>> Start
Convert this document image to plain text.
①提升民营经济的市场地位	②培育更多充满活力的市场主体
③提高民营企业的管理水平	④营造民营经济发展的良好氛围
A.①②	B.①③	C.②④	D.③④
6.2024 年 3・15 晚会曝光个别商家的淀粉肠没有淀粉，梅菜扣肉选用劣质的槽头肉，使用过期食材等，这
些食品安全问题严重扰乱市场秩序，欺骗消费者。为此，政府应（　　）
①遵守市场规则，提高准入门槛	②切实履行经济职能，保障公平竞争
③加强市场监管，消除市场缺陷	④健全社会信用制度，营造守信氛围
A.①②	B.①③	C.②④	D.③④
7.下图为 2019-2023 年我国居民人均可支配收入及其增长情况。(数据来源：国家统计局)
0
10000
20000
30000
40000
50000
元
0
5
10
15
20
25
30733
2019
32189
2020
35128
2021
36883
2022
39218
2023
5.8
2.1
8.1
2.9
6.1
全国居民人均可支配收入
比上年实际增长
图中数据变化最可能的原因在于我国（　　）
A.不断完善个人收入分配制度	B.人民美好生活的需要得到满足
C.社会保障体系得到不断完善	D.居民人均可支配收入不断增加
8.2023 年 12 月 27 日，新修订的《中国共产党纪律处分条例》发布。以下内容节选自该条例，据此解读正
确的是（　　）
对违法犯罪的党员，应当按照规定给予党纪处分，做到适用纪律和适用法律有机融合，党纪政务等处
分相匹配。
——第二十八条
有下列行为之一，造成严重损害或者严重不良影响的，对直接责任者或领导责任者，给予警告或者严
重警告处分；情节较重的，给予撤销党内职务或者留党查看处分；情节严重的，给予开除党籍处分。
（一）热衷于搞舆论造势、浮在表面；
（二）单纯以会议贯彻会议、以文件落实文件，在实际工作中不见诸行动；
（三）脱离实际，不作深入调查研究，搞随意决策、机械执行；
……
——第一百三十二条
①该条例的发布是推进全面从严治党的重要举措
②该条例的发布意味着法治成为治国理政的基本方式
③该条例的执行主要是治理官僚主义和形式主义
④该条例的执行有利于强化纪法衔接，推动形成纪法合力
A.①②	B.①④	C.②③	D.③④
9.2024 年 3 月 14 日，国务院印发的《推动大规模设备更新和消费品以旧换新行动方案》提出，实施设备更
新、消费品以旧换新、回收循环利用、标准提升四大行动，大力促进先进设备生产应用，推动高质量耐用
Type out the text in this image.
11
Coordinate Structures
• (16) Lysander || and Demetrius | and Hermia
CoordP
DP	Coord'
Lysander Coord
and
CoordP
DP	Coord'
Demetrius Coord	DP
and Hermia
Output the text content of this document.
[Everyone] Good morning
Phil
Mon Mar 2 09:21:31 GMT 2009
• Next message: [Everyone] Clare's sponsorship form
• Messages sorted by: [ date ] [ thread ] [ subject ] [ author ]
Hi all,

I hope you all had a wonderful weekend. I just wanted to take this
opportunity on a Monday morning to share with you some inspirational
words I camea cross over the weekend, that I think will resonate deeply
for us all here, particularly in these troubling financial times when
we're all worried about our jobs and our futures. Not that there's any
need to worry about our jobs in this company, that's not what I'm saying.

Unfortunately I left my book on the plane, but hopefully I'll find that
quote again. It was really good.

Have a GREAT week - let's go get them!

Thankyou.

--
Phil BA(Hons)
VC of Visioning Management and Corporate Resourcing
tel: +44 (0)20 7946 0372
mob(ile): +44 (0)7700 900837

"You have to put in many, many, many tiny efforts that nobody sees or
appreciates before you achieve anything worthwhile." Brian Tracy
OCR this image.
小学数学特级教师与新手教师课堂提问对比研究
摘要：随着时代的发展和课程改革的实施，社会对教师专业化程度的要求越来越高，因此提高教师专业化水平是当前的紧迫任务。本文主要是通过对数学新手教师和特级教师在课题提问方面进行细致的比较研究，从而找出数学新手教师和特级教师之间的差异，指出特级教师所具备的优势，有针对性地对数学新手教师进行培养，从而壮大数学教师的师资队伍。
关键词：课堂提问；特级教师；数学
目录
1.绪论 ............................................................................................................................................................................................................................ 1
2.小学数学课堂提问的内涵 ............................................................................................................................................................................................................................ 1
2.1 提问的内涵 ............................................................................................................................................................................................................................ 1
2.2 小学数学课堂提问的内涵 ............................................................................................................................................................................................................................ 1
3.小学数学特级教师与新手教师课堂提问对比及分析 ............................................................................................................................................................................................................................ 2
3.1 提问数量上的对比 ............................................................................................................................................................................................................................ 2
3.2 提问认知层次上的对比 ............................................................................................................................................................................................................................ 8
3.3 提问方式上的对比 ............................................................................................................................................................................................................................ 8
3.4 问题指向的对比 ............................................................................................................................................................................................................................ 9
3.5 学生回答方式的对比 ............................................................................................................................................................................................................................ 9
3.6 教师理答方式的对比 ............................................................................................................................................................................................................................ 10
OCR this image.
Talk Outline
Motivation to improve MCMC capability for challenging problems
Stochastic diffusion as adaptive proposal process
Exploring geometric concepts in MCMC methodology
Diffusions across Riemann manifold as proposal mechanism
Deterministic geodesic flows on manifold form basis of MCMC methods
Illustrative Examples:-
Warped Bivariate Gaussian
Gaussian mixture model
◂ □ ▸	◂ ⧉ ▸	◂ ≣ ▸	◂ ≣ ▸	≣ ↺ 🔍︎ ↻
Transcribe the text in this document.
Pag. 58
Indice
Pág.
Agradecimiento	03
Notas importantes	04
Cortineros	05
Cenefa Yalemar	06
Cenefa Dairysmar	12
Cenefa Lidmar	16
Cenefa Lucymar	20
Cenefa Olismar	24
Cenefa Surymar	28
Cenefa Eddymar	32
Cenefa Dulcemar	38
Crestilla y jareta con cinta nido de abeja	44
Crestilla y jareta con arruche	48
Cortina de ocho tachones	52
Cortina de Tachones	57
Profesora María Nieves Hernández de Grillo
>> End
» **EXERCISE TASK**:
Transcribe word for word the lines from the one holding "Transcribe the text in this document." to the last line of the listing above, inclusive.

» **TASK ANSWER**:
Transcribe the text in this document.
Pag. 58
Indice
Pág.
Agradecimiento	03
Notas importantes	04
Cortineros	05
Cenefa Yalemar	06
Cenefa Dairysmar	12
Cenefa Lidmar	16
Cenefa Lucymar	20
Cenefa Olismar	24
Cenefa Surymar	28
Cenefa Eddymar	32
Cenefa Dulcemar	38
Crestilla y jareta con cinta nido de abeja	44
Crestilla y jareta con arruche	48
Cortina de ocho tachones	52
Cortina de Tachones	57
Profesora María Nieves Hernández de Grillo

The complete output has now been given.